Copy out each line that includes the word "Verarbeitung".

======== RECORDS SHOWN

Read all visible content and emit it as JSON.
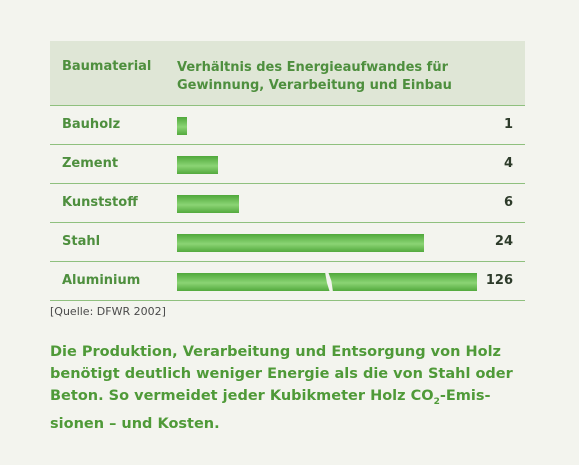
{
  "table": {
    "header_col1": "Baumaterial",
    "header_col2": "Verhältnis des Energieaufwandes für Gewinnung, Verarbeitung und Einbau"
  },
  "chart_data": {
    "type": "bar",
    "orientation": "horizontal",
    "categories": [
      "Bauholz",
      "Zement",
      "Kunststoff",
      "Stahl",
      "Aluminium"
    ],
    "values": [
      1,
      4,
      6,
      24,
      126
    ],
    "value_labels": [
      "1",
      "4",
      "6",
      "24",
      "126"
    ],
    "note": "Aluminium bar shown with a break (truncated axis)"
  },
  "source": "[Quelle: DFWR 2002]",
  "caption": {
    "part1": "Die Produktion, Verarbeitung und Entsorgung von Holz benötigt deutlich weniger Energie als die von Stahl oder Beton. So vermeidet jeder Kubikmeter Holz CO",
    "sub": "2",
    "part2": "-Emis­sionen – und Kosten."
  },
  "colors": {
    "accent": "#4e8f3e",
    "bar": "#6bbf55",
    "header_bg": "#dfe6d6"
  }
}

================
======== RECORDS SHOWN

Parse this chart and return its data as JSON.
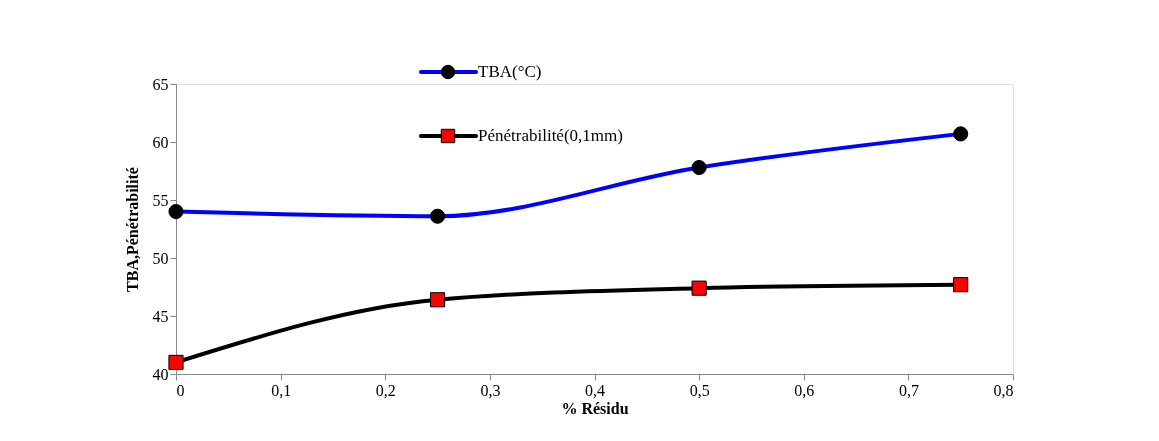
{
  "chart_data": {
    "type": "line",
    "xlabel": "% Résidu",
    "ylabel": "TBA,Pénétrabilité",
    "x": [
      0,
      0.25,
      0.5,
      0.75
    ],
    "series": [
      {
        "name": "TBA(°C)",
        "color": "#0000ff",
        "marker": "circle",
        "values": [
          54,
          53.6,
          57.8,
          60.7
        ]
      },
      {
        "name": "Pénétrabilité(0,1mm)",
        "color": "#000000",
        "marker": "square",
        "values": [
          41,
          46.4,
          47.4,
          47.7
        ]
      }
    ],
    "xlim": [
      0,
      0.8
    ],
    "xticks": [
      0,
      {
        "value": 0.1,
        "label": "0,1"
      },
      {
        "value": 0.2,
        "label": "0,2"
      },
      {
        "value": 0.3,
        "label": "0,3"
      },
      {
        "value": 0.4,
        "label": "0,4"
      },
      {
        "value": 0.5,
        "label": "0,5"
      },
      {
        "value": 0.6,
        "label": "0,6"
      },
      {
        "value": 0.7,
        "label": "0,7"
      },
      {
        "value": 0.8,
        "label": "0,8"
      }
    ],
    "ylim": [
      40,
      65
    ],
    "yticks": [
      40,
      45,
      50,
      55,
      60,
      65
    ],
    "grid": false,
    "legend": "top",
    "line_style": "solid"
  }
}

================

• IN RESPONSE:
    "header_col2": "Verhältnis des Energieaufwandes für Gewinnung, Verarbeitung und Einbau"
    "part1": "Die Produktion, Verarbeitung und Entsorgung von Holz benötigt deutlich weniger Energie als die von Stahl oder Beton. So vermeidet jeder Kubikmeter Holz CO",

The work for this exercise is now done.